Stored data entries:
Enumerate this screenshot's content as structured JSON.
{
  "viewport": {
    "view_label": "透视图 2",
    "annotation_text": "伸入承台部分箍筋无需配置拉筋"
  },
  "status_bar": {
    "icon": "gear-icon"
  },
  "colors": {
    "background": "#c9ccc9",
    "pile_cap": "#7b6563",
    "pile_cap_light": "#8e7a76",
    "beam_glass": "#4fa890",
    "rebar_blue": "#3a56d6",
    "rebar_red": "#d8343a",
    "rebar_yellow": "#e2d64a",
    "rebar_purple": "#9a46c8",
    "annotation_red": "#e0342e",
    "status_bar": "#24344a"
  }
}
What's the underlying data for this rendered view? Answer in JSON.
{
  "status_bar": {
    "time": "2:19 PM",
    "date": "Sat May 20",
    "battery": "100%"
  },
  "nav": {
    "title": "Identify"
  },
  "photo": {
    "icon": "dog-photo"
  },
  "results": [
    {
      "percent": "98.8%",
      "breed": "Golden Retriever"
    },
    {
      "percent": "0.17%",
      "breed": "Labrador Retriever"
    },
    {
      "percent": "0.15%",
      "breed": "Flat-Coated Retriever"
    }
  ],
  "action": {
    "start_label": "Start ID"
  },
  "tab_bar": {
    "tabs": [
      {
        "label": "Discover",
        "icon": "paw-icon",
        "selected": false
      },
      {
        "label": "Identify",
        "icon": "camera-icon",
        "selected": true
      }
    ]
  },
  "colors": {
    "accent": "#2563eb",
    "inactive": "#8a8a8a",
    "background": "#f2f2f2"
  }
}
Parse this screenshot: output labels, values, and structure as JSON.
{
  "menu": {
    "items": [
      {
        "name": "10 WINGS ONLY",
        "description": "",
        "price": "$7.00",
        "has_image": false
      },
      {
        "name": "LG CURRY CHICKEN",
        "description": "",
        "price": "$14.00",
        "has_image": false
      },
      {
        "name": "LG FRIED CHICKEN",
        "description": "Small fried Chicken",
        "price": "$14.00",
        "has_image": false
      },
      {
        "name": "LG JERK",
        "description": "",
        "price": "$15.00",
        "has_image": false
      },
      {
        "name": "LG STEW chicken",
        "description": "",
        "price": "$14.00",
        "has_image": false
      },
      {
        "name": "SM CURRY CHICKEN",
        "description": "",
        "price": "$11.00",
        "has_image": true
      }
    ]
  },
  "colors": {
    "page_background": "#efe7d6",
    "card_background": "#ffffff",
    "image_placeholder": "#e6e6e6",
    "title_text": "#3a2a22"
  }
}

Direction: Reproduce only the lines from the line containing "Parse this screenshot: output" to the last line of the material above, both of those lines included.

Final answer:
Parse this screenshot: output labels, values, and structure as JSON.
{
  "menu": {
    "items": [
      {
        "name": "10 WINGS ONLY",
        "description": "",
        "price": "$7.00",
        "has_image": false
      },
      {
        "name": "LG CURRY CHICKEN",
        "description": "",
        "price": "$14.00",
        "has_image": false
      },
      {
        "name": "LG FRIED CHICKEN",
        "description": "Small fried Chicken",
        "price": "$14.00",
        "has_image": false
      },
      {
        "name": "LG JERK",
        "description": "",
        "price": "$15.00",
        "has_image": false
      },
      {
        "name": "LG STEW chicken",
        "description": "",
        "price": "$14.00",
        "has_image": false
      },
      {
        "name": "SM CURRY CHICKEN",
        "description": "",
        "price": "$11.00",
        "has_image": true
      }
    ]
  },
  "colors": {
    "page_background": "#efe7d6",
    "card_background": "#ffffff",
    "image_placeholder": "#e6e6e6",
    "title_text": "#3a2a22"
  }
}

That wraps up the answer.